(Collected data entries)

-.-.-

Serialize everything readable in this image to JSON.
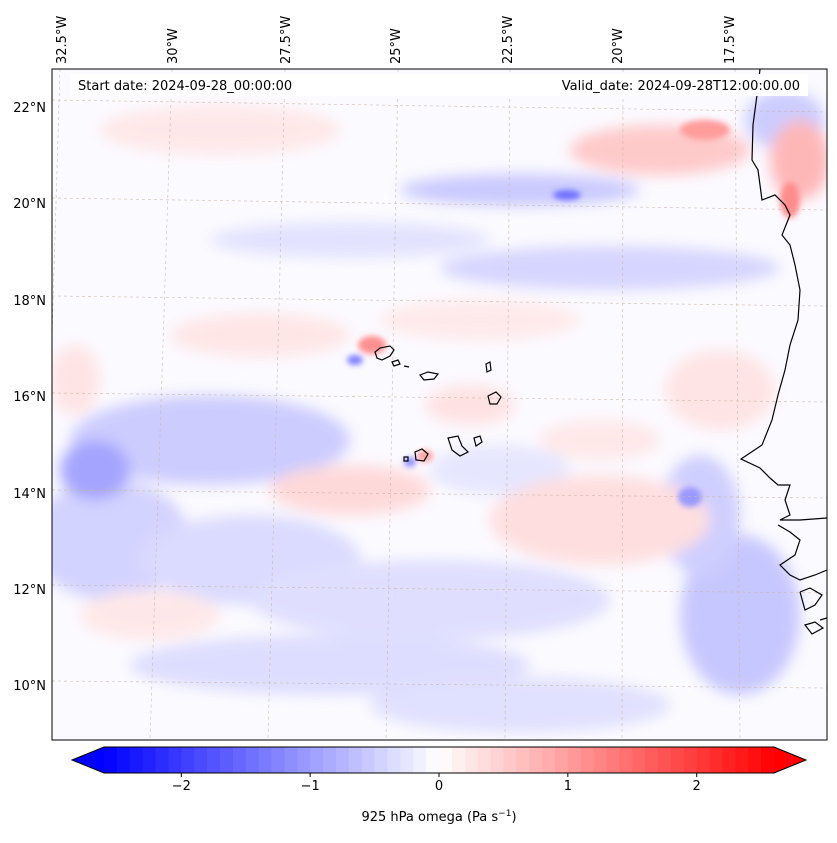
{
  "map": {
    "start_date_label": "Start date: 2024-09-28_00:00:00",
    "valid_date_label": "Valid_date: 2024-09-28T12:00:00.00",
    "lon_labels": [
      "32.5°W",
      "30°W",
      "27.5°W",
      "25°W",
      "22.5°W",
      "20°W",
      "17.5°W"
    ],
    "lat_labels": [
      "22°N",
      "20°N",
      "18°N",
      "16°N",
      "14°N",
      "12°N",
      "10°N"
    ],
    "colormap": "bwr",
    "field_colors": {
      "negative": "#0000ff",
      "zero": "#ffffff",
      "positive": "#ff0000",
      "coastline": "#000000"
    },
    "gridlines": true
  },
  "colorbar": {
    "ticks": [
      "−2",
      "−1",
      "0",
      "1",
      "2"
    ],
    "label_main": "925 hPa omega (Pa s",
    "label_exp": "−1",
    "label_close": ")",
    "range": [
      -2.6,
      2.6
    ],
    "extend": "both"
  }
}
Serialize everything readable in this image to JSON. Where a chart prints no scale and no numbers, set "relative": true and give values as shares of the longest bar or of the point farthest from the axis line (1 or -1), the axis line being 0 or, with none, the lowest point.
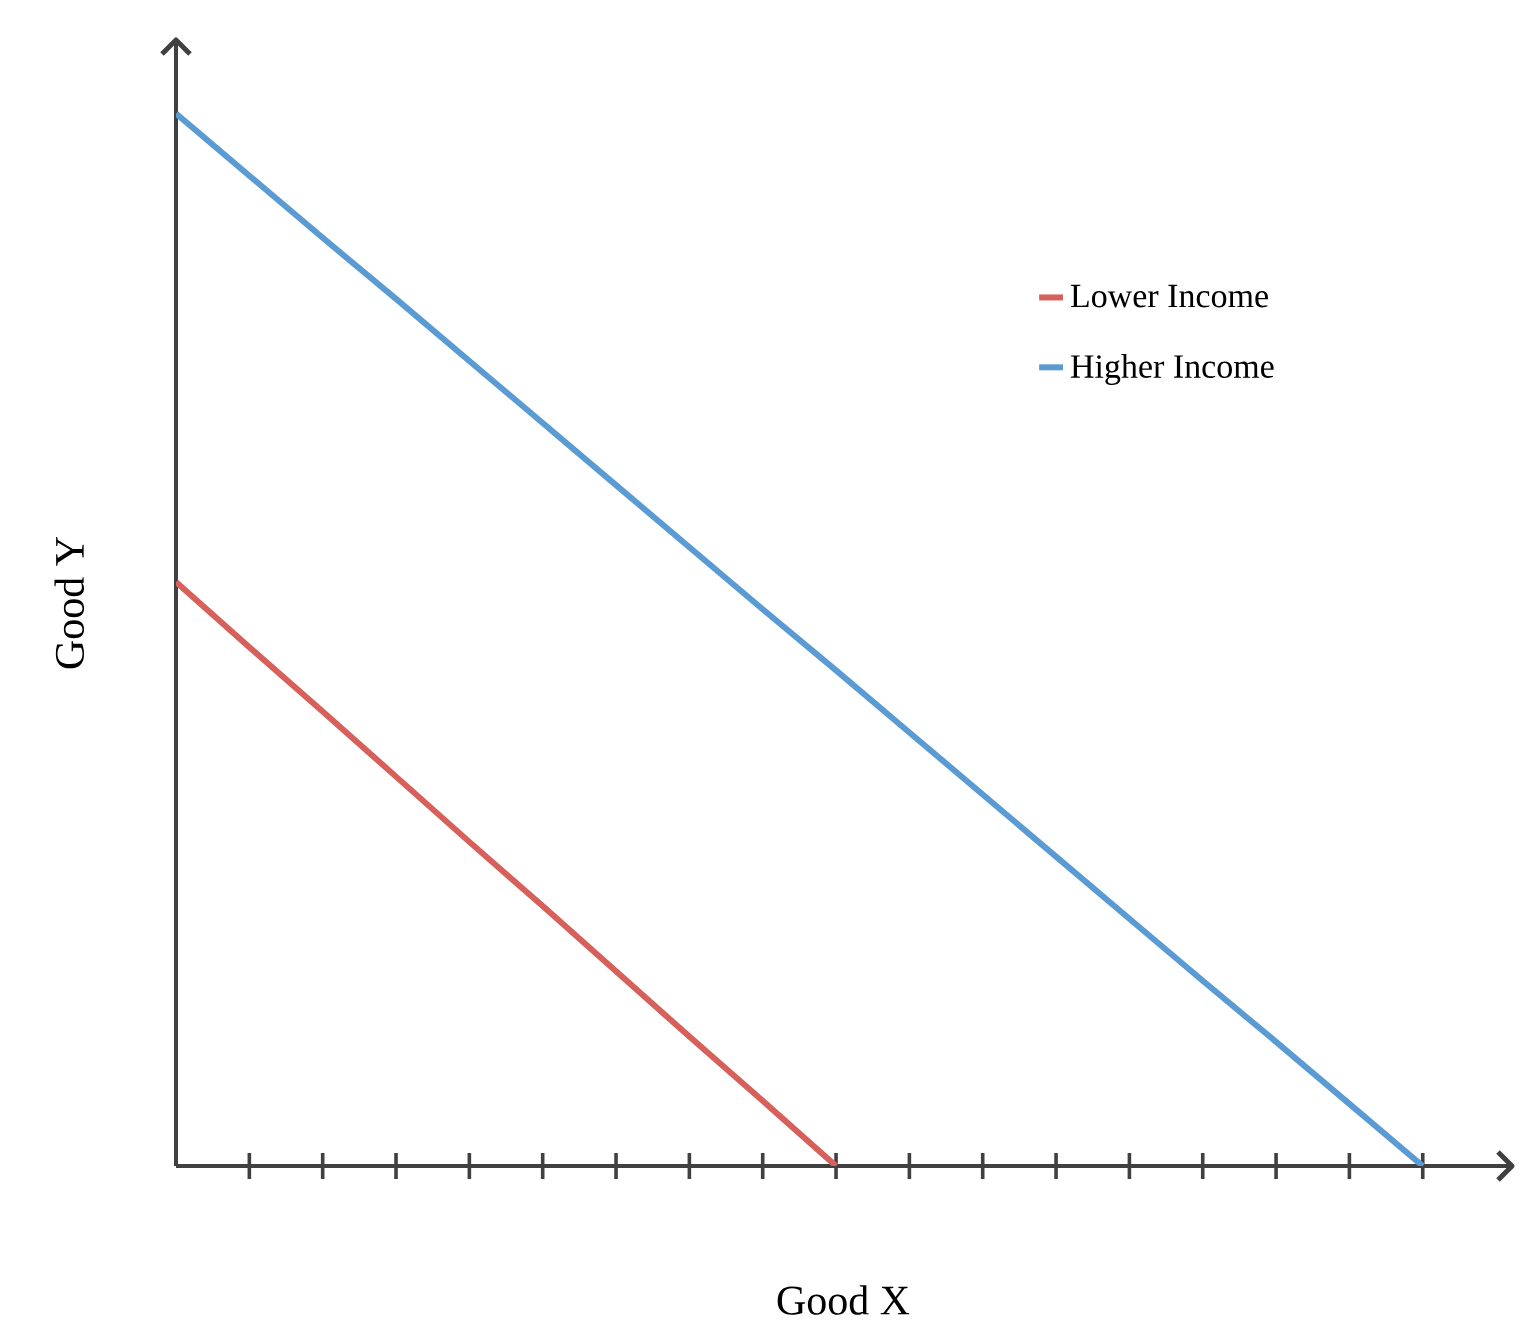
{
  "chart_data": {
    "type": "line",
    "relative": true,
    "xlabel": "Good X",
    "ylabel": "Good Y",
    "legend": "top right",
    "grid": false,
    "marker": "none",
    "line_style": "solid",
    "categories": [
      null,
      null,
      null,
      null,
      null,
      null,
      null,
      null,
      null,
      null,
      null,
      null,
      null,
      null,
      null,
      null,
      null,
      null
    ],
    "series": [
      {
        "name": "Lower Income",
        "color": "#d7605a",
        "values": [
          0.555,
          0.493,
          0.432,
          0.37,
          0.308,
          0.247,
          0.185,
          0.123,
          0.062,
          0,
          null,
          null,
          null,
          null,
          null,
          null,
          null,
          null
        ]
      },
      {
        "name": "Higher Income",
        "color": "#5a9bd3",
        "values": [
          1,
          0.941,
          0.882,
          0.824,
          0.765,
          0.706,
          0.647,
          0.588,
          0.529,
          0.471,
          0.412,
          0.353,
          0.294,
          0.235,
          0.176,
          0.118,
          0.059,
          0
        ]
      }
    ]
  }
}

-.-.-

Repeat the material above in full and exactly, apart from the pictures.

Serialize everything readable in this image to JSON.
{
  "map": {
    "start_date_label": "Start date: 2024-09-28_00:00:00",
    "valid_date_label": "Valid_date: 2024-09-28T12:00:00.00",
    "lon_labels": [
      "32.5°W",
      "30°W",
      "27.5°W",
      "25°W",
      "22.5°W",
      "20°W",
      "17.5°W"
    ],
    "lat_labels": [
      "22°N",
      "20°N",
      "18°N",
      "16°N",
      "14°N",
      "12°N",
      "10°N"
    ],
    "colormap": "bwr",
    "field_colors": {
      "negative": "#0000ff",
      "zero": "#ffffff",
      "positive": "#ff0000",
      "coastline": "#000000"
    },
    "gridlines": true
  },
  "colorbar": {
    "ticks": [
      "−2",
      "−1",
      "0",
      "1",
      "2"
    ],
    "label_main": "925 hPa omega (Pa s",
    "label_exp": "−1",
    "label_close": ")",
    "range": [
      -2.6,
      2.6
    ],
    "extend": "both"
  }
}
Serialize everything readable in this image to JSON. Where a chart prints no scale and no numbers, set "relative": true and give values as shares of the longest bar or of the point farthest from the axis line (1 or -1), the axis line being 0 or, with none, the lowest point.
{
  "chart_data": {
    "type": "line",
    "relative": true,
    "xlabel": "Good X",
    "ylabel": "Good Y",
    "legend": "top right",
    "grid": false,
    "marker": "none",
    "line_style": "solid",
    "categories": [
      null,
      null,
      null,
      null,
      null,
      null,
      null,
      null,
      null,
      null,
      null,
      null,
      null,
      null,
      null,
      null,
      null,
      null
    ],
    "series": [
      {
        "name": "Lower Income",
        "color": "#d7605a",
        "values": [
          0.555,
          0.493,
          0.432,
          0.37,
          0.308,
          0.247,
          0.185,
          0.123,
          0.062,
          0,
          null,
          null,
          null,
          null,
          null,
          null,
          null,
          null
        ]
      },
      {
        "name": "Higher Income",
        "color": "#5a9bd3",
        "values": [
          1,
          0.941,
          0.882,
          0.824,
          0.765,
          0.706,
          0.647,
          0.588,
          0.529,
          0.471,
          0.412,
          0.353,
          0.294,
          0.235,
          0.176,
          0.118,
          0.059,
          0
        ]
      }
    ]
  }
}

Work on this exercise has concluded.